*TASK:*
Lines with "will": state how many there are in the records below, and nothing else.

*DATASET EXTRACT:*
□ □ □
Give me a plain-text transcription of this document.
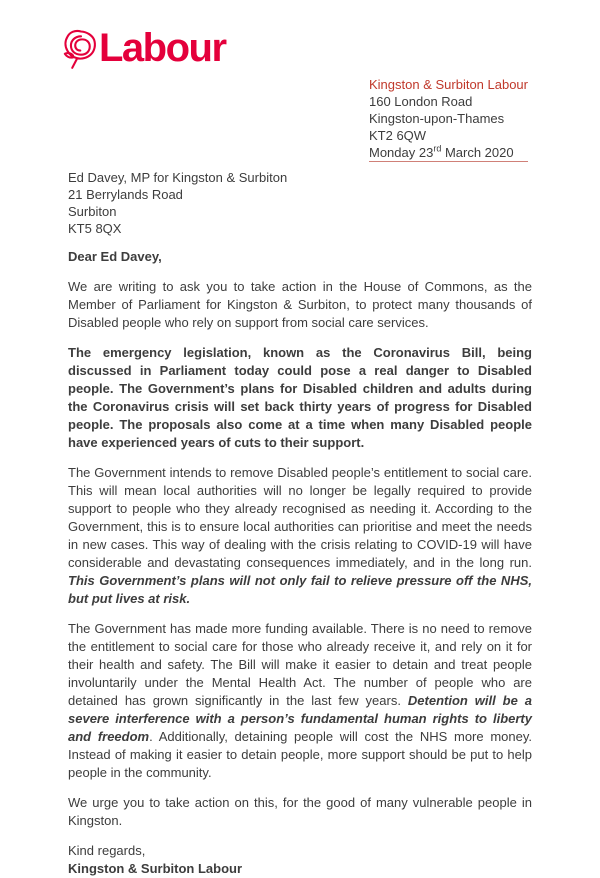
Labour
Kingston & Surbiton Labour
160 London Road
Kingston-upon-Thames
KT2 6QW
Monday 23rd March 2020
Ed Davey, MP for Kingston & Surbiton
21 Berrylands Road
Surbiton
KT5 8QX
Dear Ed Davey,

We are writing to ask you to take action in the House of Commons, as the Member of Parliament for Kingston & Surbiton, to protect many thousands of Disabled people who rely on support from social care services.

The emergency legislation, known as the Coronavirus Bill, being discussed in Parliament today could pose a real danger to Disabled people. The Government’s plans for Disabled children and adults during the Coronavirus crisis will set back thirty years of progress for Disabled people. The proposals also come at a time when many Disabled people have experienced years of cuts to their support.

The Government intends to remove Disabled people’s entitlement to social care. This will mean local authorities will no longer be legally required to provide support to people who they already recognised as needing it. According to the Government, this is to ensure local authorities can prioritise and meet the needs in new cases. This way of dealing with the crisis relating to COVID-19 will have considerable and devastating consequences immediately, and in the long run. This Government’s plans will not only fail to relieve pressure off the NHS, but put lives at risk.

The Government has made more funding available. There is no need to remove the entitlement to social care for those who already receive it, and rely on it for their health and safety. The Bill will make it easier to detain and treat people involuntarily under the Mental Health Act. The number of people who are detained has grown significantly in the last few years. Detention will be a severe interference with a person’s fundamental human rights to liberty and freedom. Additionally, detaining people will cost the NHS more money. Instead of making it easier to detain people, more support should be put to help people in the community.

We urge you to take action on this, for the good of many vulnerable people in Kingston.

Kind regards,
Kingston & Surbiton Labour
□ □ □
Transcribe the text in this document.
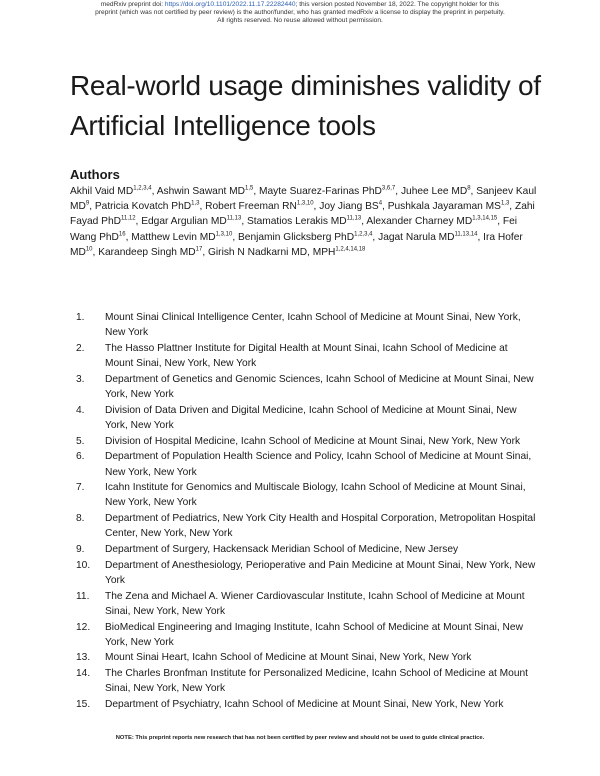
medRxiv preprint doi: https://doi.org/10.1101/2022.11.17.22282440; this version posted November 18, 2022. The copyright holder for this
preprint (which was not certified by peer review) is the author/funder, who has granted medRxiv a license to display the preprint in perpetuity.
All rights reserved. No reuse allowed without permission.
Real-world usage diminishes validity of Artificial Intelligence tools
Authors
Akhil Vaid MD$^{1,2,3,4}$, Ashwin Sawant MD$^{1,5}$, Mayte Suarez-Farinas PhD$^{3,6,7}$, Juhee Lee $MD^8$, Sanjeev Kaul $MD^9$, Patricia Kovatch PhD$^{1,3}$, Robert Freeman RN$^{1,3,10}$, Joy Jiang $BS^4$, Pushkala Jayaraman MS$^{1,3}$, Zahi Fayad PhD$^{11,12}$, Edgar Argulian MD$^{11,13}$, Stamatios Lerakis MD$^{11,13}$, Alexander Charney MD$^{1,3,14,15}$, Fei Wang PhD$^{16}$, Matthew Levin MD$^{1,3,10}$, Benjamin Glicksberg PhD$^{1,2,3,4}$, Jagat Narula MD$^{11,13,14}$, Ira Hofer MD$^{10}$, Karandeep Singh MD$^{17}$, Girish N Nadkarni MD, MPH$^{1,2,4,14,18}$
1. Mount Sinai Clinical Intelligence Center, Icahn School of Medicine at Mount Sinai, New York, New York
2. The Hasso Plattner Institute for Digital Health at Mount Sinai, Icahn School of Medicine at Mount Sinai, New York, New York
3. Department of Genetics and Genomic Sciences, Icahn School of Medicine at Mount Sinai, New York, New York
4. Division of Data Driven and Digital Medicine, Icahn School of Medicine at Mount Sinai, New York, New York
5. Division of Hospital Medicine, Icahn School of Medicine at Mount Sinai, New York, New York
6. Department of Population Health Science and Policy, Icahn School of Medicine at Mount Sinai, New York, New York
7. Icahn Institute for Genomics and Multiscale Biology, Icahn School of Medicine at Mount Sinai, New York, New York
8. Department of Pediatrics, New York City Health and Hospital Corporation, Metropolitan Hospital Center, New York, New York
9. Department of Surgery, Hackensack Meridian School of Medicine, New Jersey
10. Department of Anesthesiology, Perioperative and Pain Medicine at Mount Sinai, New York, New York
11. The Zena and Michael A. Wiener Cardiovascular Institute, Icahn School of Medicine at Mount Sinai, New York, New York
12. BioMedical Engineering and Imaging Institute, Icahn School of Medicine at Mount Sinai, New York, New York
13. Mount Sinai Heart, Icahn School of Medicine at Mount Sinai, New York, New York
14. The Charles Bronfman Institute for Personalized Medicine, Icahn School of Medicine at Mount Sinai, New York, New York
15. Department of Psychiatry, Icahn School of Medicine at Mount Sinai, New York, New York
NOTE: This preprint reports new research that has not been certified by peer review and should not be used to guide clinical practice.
□ □ □
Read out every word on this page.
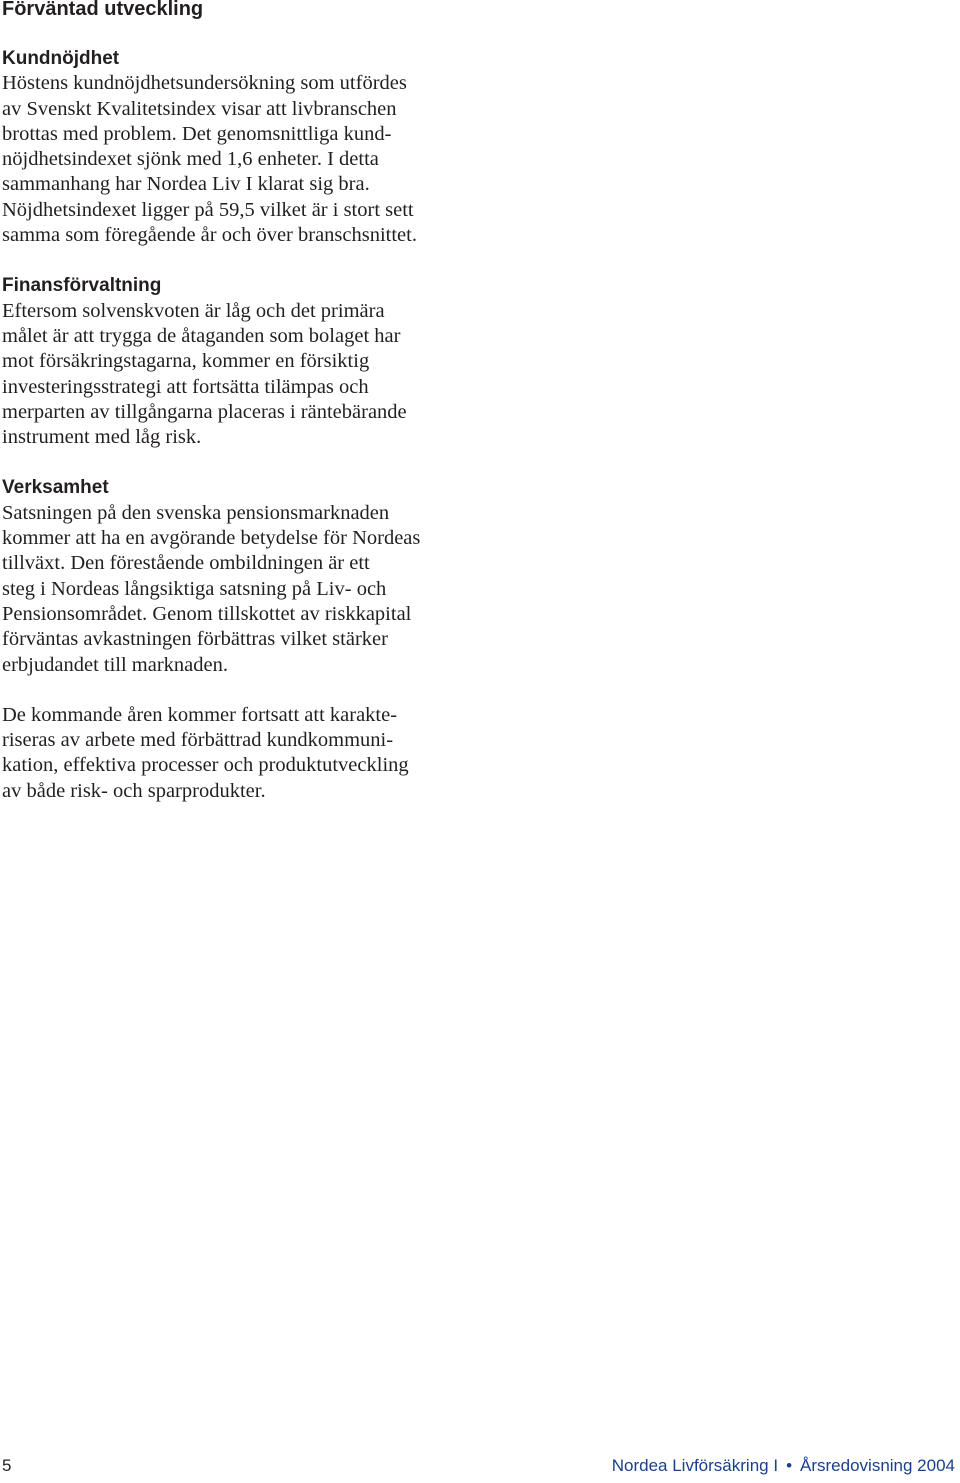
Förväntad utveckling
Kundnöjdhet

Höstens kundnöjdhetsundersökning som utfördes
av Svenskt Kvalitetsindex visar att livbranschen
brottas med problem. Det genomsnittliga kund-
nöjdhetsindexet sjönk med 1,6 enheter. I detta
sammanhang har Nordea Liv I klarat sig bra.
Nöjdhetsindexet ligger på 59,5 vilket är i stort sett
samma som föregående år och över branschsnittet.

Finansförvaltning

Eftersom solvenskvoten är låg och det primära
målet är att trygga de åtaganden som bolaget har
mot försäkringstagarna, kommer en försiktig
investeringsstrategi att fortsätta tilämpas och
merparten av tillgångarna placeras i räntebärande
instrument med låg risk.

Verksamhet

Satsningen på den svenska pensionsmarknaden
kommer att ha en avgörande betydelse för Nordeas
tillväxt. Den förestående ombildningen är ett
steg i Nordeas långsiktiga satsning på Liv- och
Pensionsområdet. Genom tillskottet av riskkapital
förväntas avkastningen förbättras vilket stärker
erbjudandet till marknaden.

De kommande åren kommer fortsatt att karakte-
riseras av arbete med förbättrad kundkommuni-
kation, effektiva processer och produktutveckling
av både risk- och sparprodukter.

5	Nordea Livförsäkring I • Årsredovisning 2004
□ □ □
*SOLUTION FOR THIS PROBLEM:*
3